#### Problem to solve
Can you transcribe the data exactly? Leave the pictures out.
%%
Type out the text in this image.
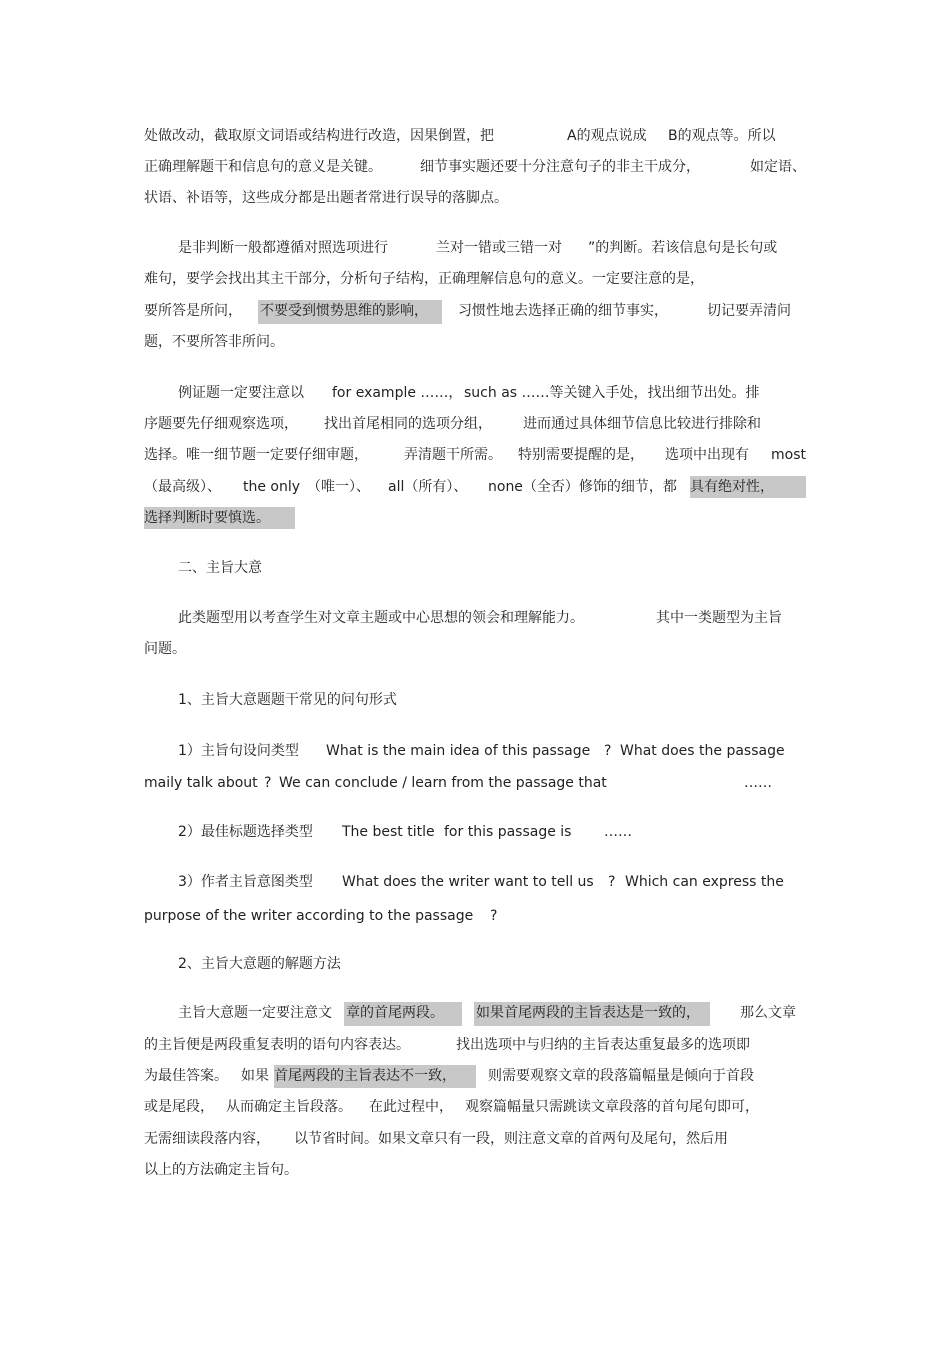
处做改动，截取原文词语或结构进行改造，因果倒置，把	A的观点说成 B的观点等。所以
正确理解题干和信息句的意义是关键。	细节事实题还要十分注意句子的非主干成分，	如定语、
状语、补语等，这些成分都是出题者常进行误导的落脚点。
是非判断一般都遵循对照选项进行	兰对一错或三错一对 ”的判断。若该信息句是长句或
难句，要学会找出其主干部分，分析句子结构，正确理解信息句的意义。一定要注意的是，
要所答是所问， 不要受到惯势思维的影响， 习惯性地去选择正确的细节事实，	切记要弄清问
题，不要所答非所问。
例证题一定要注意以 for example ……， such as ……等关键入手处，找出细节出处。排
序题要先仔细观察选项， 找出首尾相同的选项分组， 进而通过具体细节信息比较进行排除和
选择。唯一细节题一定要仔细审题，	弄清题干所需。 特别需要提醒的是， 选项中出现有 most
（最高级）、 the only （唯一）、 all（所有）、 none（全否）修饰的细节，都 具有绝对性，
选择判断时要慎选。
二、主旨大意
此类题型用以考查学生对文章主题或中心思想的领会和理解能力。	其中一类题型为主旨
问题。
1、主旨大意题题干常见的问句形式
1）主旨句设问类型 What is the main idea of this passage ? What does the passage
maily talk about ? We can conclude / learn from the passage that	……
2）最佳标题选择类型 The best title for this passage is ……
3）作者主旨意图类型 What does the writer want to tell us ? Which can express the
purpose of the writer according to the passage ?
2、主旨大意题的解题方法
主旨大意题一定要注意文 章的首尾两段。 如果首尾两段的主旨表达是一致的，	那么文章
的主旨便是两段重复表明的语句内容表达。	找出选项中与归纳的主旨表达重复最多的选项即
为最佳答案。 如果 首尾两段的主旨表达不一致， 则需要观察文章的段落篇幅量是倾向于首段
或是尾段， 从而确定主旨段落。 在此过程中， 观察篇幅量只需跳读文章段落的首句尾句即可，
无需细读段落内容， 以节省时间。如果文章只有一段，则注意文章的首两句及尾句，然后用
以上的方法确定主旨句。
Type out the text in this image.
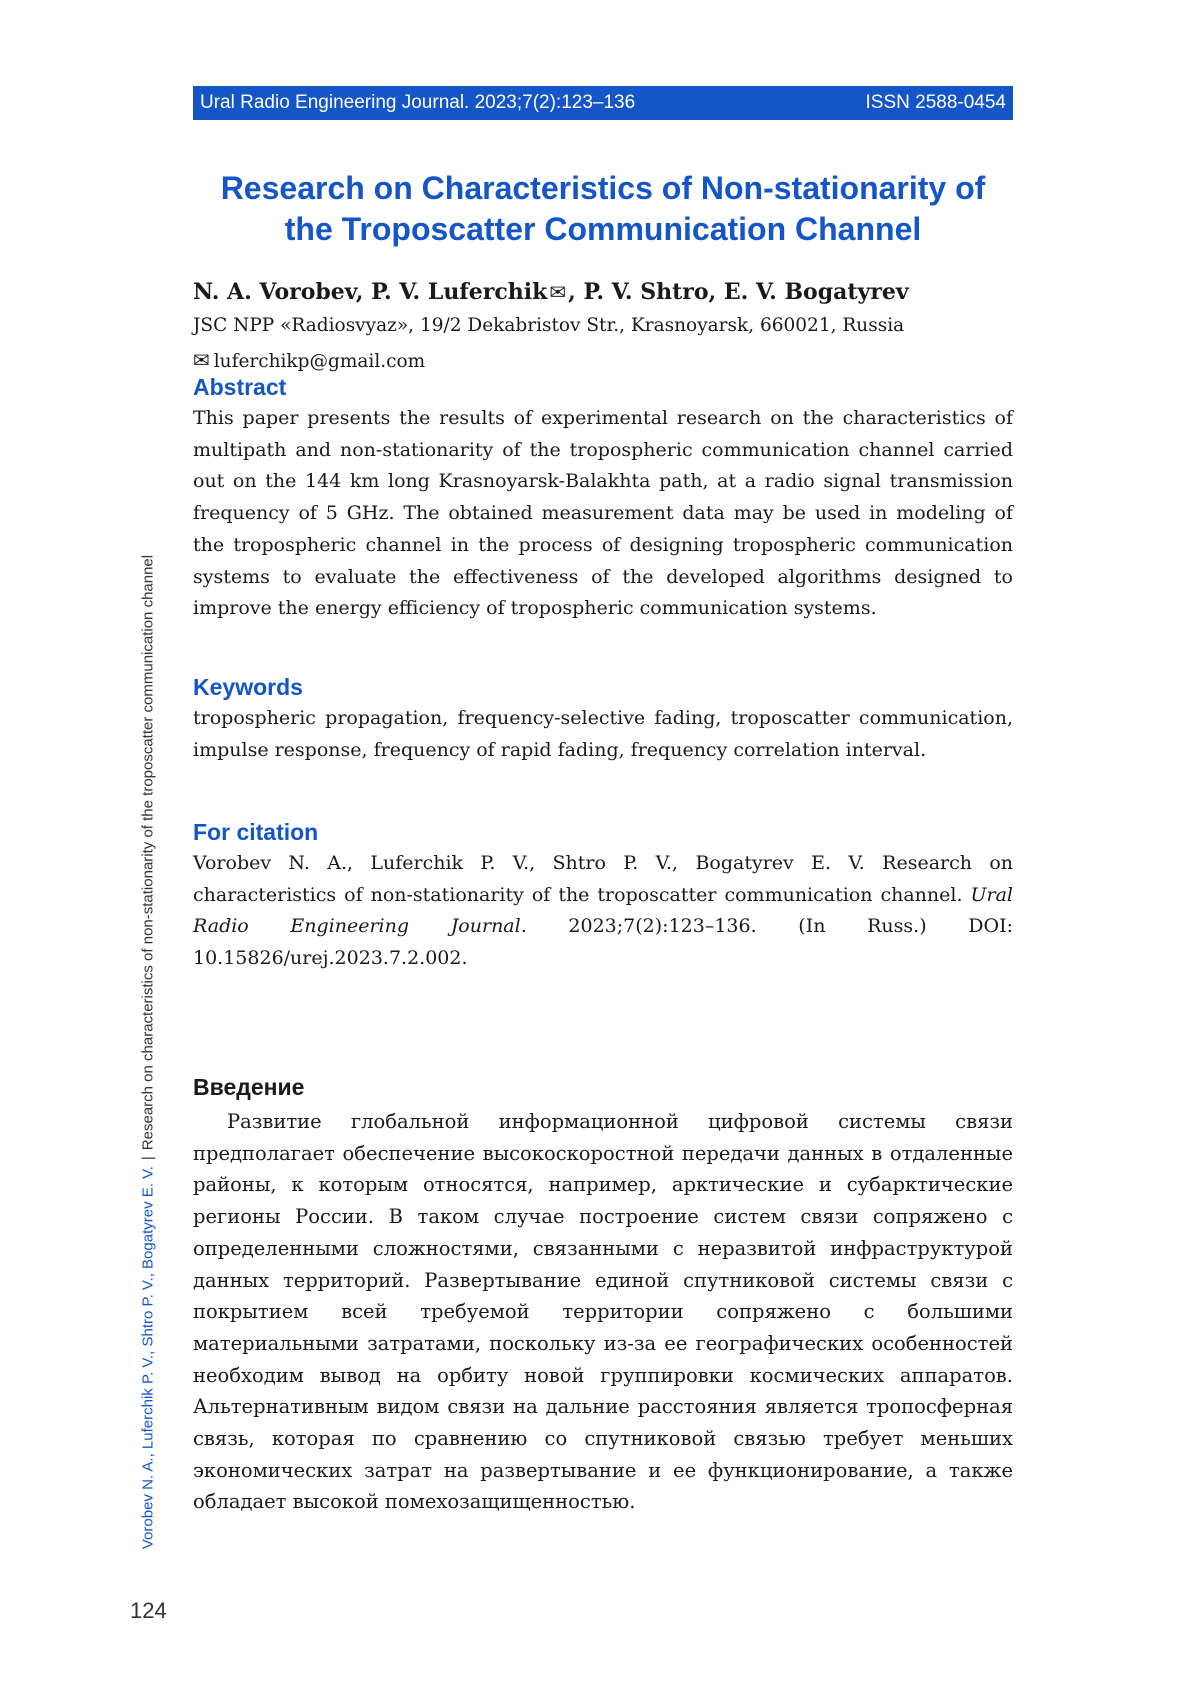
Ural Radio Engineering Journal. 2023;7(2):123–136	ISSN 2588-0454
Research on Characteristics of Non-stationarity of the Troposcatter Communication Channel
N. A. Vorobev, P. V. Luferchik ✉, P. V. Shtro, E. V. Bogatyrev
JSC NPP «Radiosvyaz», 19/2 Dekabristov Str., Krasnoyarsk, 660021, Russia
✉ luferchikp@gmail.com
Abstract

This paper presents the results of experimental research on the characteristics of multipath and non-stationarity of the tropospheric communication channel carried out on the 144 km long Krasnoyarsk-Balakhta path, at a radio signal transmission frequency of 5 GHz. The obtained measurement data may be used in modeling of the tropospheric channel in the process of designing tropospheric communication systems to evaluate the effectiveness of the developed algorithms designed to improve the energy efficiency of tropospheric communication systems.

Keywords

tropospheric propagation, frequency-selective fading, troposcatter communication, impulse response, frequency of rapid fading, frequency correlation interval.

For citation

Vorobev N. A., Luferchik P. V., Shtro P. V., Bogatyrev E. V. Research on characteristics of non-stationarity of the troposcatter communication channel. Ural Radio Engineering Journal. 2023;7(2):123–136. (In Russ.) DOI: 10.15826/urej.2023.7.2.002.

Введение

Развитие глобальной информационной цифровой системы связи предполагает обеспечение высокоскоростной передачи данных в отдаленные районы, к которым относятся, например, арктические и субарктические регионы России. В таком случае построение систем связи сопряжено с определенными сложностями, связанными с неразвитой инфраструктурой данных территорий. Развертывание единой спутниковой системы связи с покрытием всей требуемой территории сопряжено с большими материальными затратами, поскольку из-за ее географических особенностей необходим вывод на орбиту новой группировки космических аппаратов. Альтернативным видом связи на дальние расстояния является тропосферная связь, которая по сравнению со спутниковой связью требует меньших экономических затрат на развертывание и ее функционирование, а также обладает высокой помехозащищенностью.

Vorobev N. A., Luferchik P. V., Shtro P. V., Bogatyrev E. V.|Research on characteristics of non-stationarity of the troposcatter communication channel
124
%%
#### Worked answer
Type out the text in this image.
处做改动，截取原文词语或结构进行改造，因果倒置，把	A的观点说成 B的观点等。所以
正确理解题干和信息句的意义是关键。	细节事实题还要十分注意句子的非主干成分，	如定语、
状语、补语等，这些成分都是出题者常进行误导的落脚点。
是非判断一般都遵循对照选项进行	兰对一错或三错一对 ”的判断。若该信息句是长句或
难句，要学会找出其主干部分，分析句子结构，正确理解信息句的意义。一定要注意的是，
要所答是所问， 不要受到惯势思维的影响， 习惯性地去选择正确的细节事实，	切记要弄清问
题，不要所答非所问。
例证题一定要注意以 for example ……， such as ……等关键入手处，找出细节出处。排
序题要先仔细观察选项， 找出首尾相同的选项分组， 进而通过具体细节信息比较进行排除和
选择。唯一细节题一定要仔细审题，	弄清题干所需。 特别需要提醒的是， 选项中出现有 most
（最高级）、 the only （唯一）、 all（所有）、 none（全否）修饰的细节，都 具有绝对性，
选择判断时要慎选。
二、主旨大意
此类题型用以考查学生对文章主题或中心思想的领会和理解能力。	其中一类题型为主旨
问题。
1、主旨大意题题干常见的问句形式
1）主旨句设问类型 What is the main idea of this passage ? What does the passage
maily talk about ? We can conclude / learn from the passage that	……
2）最佳标题选择类型 The best title for this passage is ……
3）作者主旨意图类型 What does the writer want to tell us ? Which can express the
purpose of the writer according to the passage ?
2、主旨大意题的解题方法
主旨大意题一定要注意文 章的首尾两段。 如果首尾两段的主旨表达是一致的，	那么文章
的主旨便是两段重复表明的语句内容表达。	找出选项中与归纳的主旨表达重复最多的选项即
为最佳答案。 如果 首尾两段的主旨表达不一致， 则需要观察文章的段落篇幅量是倾向于首段
或是尾段， 从而确定主旨段落。 在此过程中， 观察篇幅量只需跳读文章段落的首句尾句即可，
无需细读段落内容， 以节省时间。如果文章只有一段，则注意文章的首两句及尾句，然后用
以上的方法确定主旨句。
Type out the text in this image.
Ural Radio Engineering Journal. 2023;7(2):123–136	ISSN 2588-0454
Research on Characteristics of Non-stationarity of the Troposcatter Communication Channel
N. A. Vorobev, P. V. Luferchik ✉, P. V. Shtro, E. V. Bogatyrev
JSC NPP «Radiosvyaz», 19/2 Dekabristov Str., Krasnoyarsk, 660021, Russia
✉ luferchikp@gmail.com
Abstract

This paper presents the results of experimental research on the characteristics of multipath and non-stationarity of the tropospheric communication channel carried out on the 144 km long Krasnoyarsk-Balakhta path, at a radio signal transmission frequency of 5 GHz. The obtained measurement data may be used in modeling of the tropospheric channel in the process of designing tropospheric communication systems to evaluate the effectiveness of the developed algorithms designed to improve the energy efficiency of tropospheric communication systems.

Keywords

tropospheric propagation, frequency-selective fading, troposcatter communication, impulse response, frequency of rapid fading, frequency correlation interval.

For citation

Vorobev N. A., Luferchik P. V., Shtro P. V., Bogatyrev E. V. Research on characteristics of non-stationarity of the troposcatter communication channel. Ural Radio Engineering Journal. 2023;7(2):123–136. (In Russ.) DOI: 10.15826/urej.2023.7.2.002.

Введение

Развитие глобальной информационной цифровой системы связи предполагает обеспечение высокоскоростной передачи данных в отдаленные районы, к которым относятся, например, арктические и субарктические регионы России. В таком случае построение систем связи сопряжено с определенными сложностями, связанными с неразвитой инфраструктурой данных территорий. Развертывание единой спутниковой системы связи с покрытием всей требуемой территории сопряжено с большими материальными затратами, поскольку из-за ее географических особенностей необходим вывод на орбиту новой группировки космических аппаратов. Альтернативным видом связи на дальние расстояния является тропосферная связь, которая по сравнению со спутниковой связью требует меньших экономических затрат на развертывание и ее функционирование, а также обладает высокой помехозащищенностью.

Vorobev N. A., Luferchik P. V., Shtro P. V., Bogatyrev E. V.|Research on characteristics of non-stationarity of the troposcatter communication channel
124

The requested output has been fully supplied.